■ **THE DATA**
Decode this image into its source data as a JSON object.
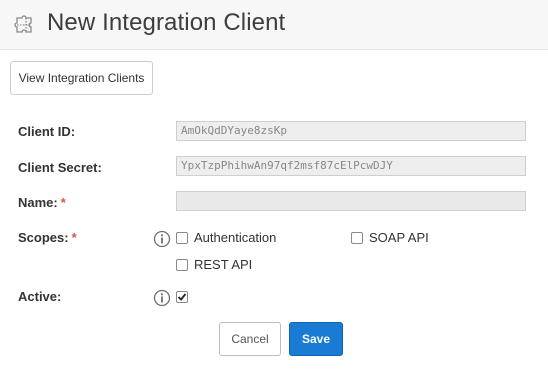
{
  "header": {
    "title": "New Integration Client",
    "icon": "puzzle-icon"
  },
  "toolbar": {
    "view_clients_label": "View Integration Clients"
  },
  "form": {
    "client_id": {
      "label": "Client ID:",
      "value": "AmOkQdDYaye8zsKp"
    },
    "client_secret": {
      "label": "Client Secret:",
      "value": "YpxTzpPhihwAn97qf2msf87cElPcwDJY"
    },
    "name": {
      "label": "Name:",
      "required_mark": "*",
      "value": ""
    },
    "scopes": {
      "label": "Scopes:",
      "required_mark": "*",
      "info_icon": "info-icon",
      "options": [
        {
          "label": "Authentication",
          "checked": false
        },
        {
          "label": "SOAP API",
          "checked": false
        },
        {
          "label": "REST API",
          "checked": false
        }
      ]
    },
    "active": {
      "label": "Active:",
      "info_icon": "info-icon",
      "checked": true
    }
  },
  "actions": {
    "cancel_label": "Cancel",
    "save_label": "Save"
  },
  "colors": {
    "primary": "#1a7bd4",
    "required": "#d9534f",
    "header_bg": "#f7f7f7"
  }
}
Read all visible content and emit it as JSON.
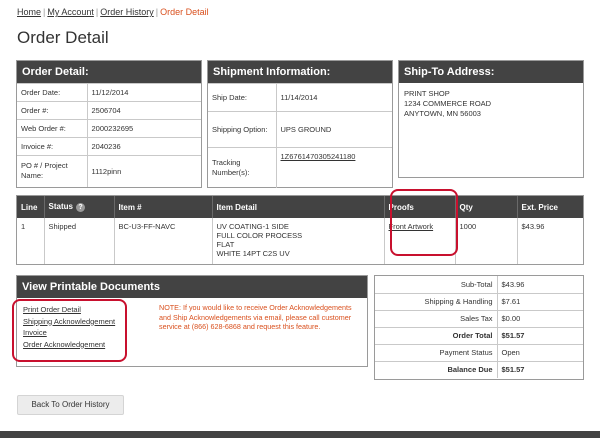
{
  "breadcrumb": {
    "home": "Home",
    "my_account": "My Account",
    "order_history": "Order History",
    "current": "Order Detail",
    "sep": "|"
  },
  "page_title": "Order Detail",
  "order_detail": {
    "heading": "Order Detail:",
    "rows": [
      {
        "label": "Order Date:",
        "value": "11/12/2014"
      },
      {
        "label": "Order #:",
        "value": "2506704"
      },
      {
        "label": "Web Order #:",
        "value": "2000232695"
      },
      {
        "label": "Invoice #:",
        "value": "2040236"
      },
      {
        "label": "PO # / Project Name:",
        "value": "1112pinn"
      }
    ]
  },
  "shipment": {
    "heading": "Shipment Information:",
    "rows": [
      {
        "label": "Ship Date:",
        "value": "11/14/2014"
      },
      {
        "label": "Shipping Option:",
        "value": "UPS GROUND"
      },
      {
        "label": "Tracking Number(s):",
        "value": "1Z6761470305241180"
      }
    ]
  },
  "ship_to": {
    "heading": "Ship-To Address:",
    "lines": [
      "PRINT SHOP",
      "1234 COMMERCE ROAD",
      "ANYTOWN, MN 56003"
    ]
  },
  "items_table": {
    "headers": [
      "Line",
      "Status",
      "Item #",
      "Item Detail",
      "Proofs",
      "Qty",
      "Ext. Price"
    ],
    "help_glyph": "?",
    "row": {
      "line": "1",
      "status": "Shipped",
      "item": "BC-U3-FF-NAVC",
      "detail": [
        "UV COATING-1 SIDE",
        "FULL COLOR PROCESS",
        "FLAT",
        "WHITE 14PT C2S UV"
      ],
      "proof": "Front Artwork",
      "qty": "1000",
      "price": "$43.96"
    }
  },
  "documents": {
    "heading": "View Printable Documents",
    "links": [
      "Print Order Detail",
      "Shipping Acknowledgement",
      "Invoice",
      "Order Acknowledgement"
    ],
    "note": "NOTE: If you would like to receive Order Acknowledgements and Ship Acknowledgements via email, please call customer service at (866) 628-6868 and request this feature."
  },
  "totals": [
    {
      "label": "Sub-Total",
      "value": "$43.96"
    },
    {
      "label": "Shipping & Handling",
      "value": "$7.61"
    },
    {
      "label": "Sales Tax",
      "value": "$0.00"
    },
    {
      "label": "Order Total",
      "value": "$51.57"
    },
    {
      "label": "Payment Status",
      "value": "Open"
    },
    {
      "label": "Balance Due",
      "value": "$51.57"
    }
  ],
  "back_button": "Back To Order History",
  "colors": {
    "header_bg": "#434343",
    "accent": "#d9501e",
    "highlight": "#c8102e"
  }
}
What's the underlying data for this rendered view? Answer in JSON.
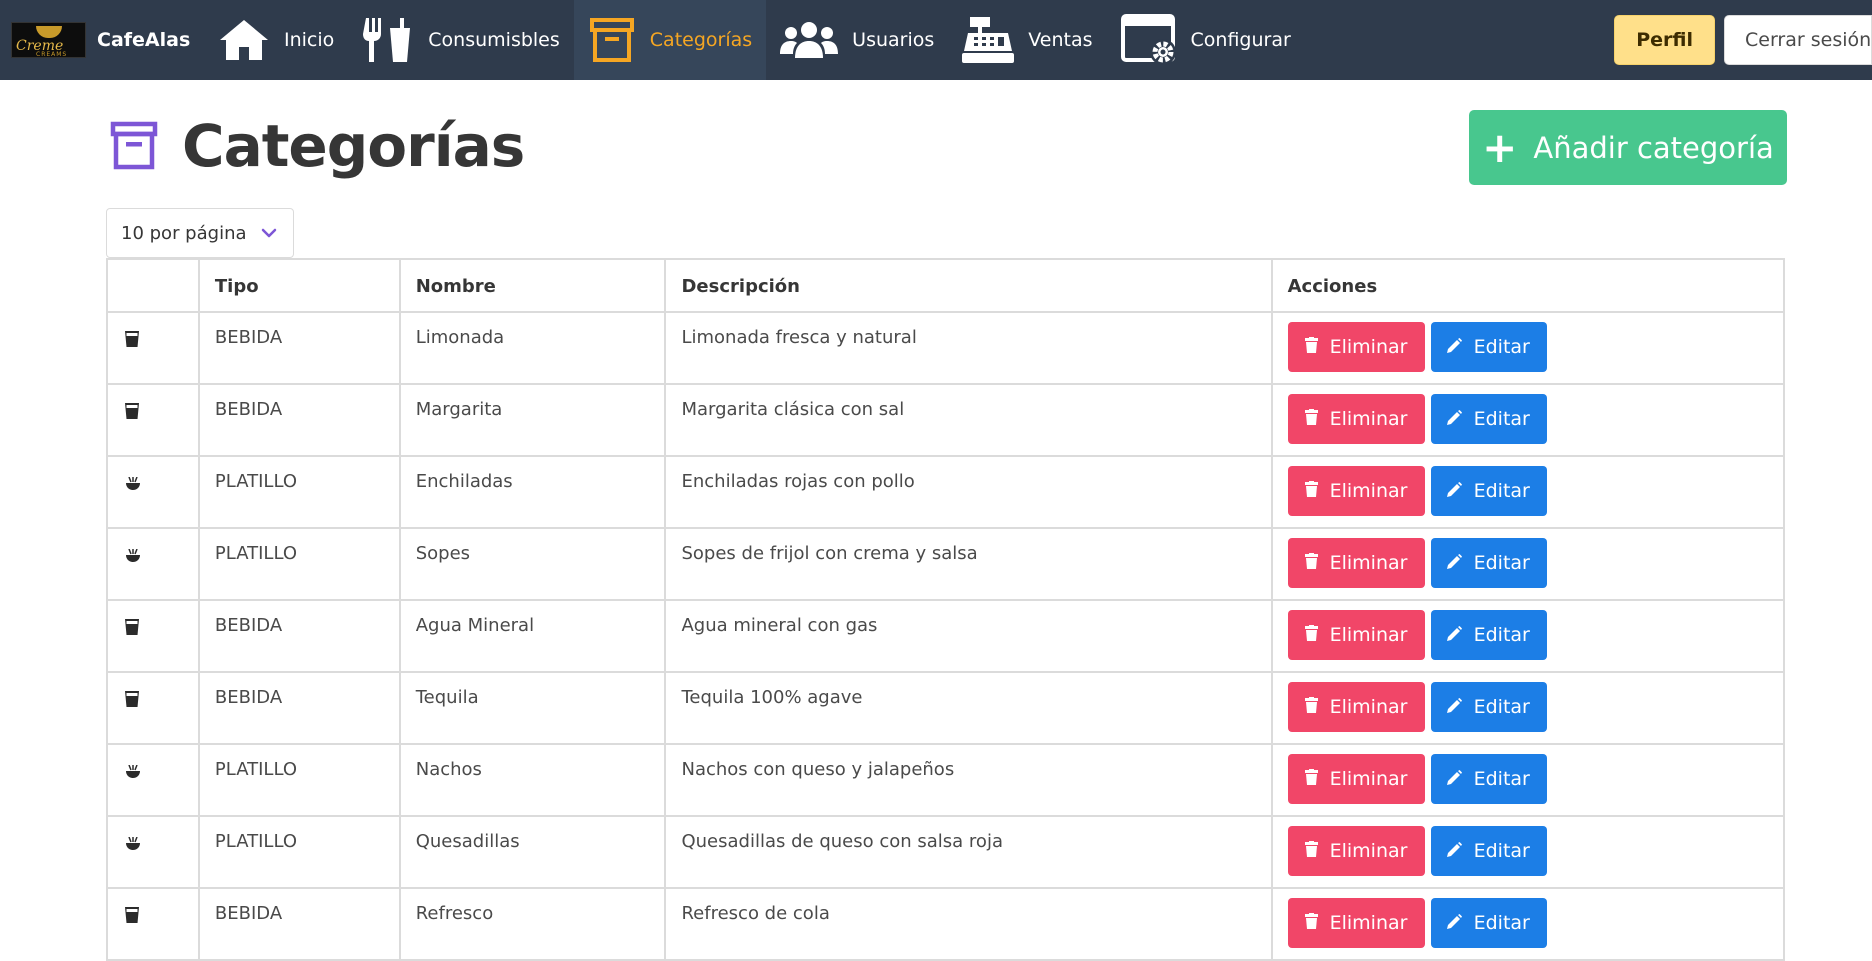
{
  "colors": {
    "navbar": "#2f3b4c",
    "nav_active_bg": "#36465a",
    "nav_active_text": "#f5a623",
    "perfil_btn": "#ffe08a",
    "add_btn": "#48c78e",
    "delete_btn": "#f14668",
    "edit_btn": "#1c7ee6",
    "title_icon": "#7d56d6"
  },
  "brand": {
    "logo_text": "Creme",
    "logo_subtext": "CREAMS",
    "name": "CafeAlas"
  },
  "nav": {
    "items": [
      {
        "label": "Inicio",
        "icon": "home-icon",
        "active": false
      },
      {
        "label": "Consumisbles",
        "icon": "utensils-drink-icon",
        "active": false
      },
      {
        "label": "Categorías",
        "icon": "archive-box-icon",
        "active": true
      },
      {
        "label": "Usuarios",
        "icon": "users-icon",
        "active": false
      },
      {
        "label": "Ventas",
        "icon": "cash-register-icon",
        "active": false
      },
      {
        "label": "Configurar",
        "icon": "window-gear-icon",
        "active": false
      }
    ],
    "perfil_label": "Perfil",
    "logout_label": "Cerrar sesión"
  },
  "page": {
    "title": "Categorías",
    "title_icon": "archive-box-icon",
    "add_label": "Añadir categoría",
    "per_page": "10 por página"
  },
  "table": {
    "headers": [
      "",
      "Tipo",
      "Nombre",
      "Descripción",
      "Acciones"
    ],
    "delete_label": "Eliminar",
    "edit_label": "Editar",
    "rows": [
      {
        "icon": "glass-icon",
        "tipo": "BEBIDA",
        "nombre": "Limonada",
        "descripcion": "Limonada fresca y natural"
      },
      {
        "icon": "glass-icon",
        "tipo": "BEBIDA",
        "nombre": "Margarita",
        "descripcion": "Margarita clásica con sal"
      },
      {
        "icon": "bowl-icon",
        "tipo": "PLATILLO",
        "nombre": "Enchiladas",
        "descripcion": "Enchiladas rojas con pollo"
      },
      {
        "icon": "bowl-icon",
        "tipo": "PLATILLO",
        "nombre": "Sopes",
        "descripcion": "Sopes de frijol con crema y salsa"
      },
      {
        "icon": "glass-icon",
        "tipo": "BEBIDA",
        "nombre": "Agua Mineral",
        "descripcion": "Agua mineral con gas"
      },
      {
        "icon": "glass-icon",
        "tipo": "BEBIDA",
        "nombre": "Tequila",
        "descripcion": "Tequila 100% agave"
      },
      {
        "icon": "bowl-icon",
        "tipo": "PLATILLO",
        "nombre": "Nachos",
        "descripcion": "Nachos con queso y jalapeños"
      },
      {
        "icon": "bowl-icon",
        "tipo": "PLATILLO",
        "nombre": "Quesadillas",
        "descripcion": "Quesadillas de queso con salsa roja"
      },
      {
        "icon": "glass-icon",
        "tipo": "BEBIDA",
        "nombre": "Refresco",
        "descripcion": "Refresco de cola"
      }
    ]
  }
}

■ **WHAT IS REQUIRED**
Work out how many lines in the entries hold the string "Limonada". Your answer should consist solely of that number.

■ **TASK RESULT**
2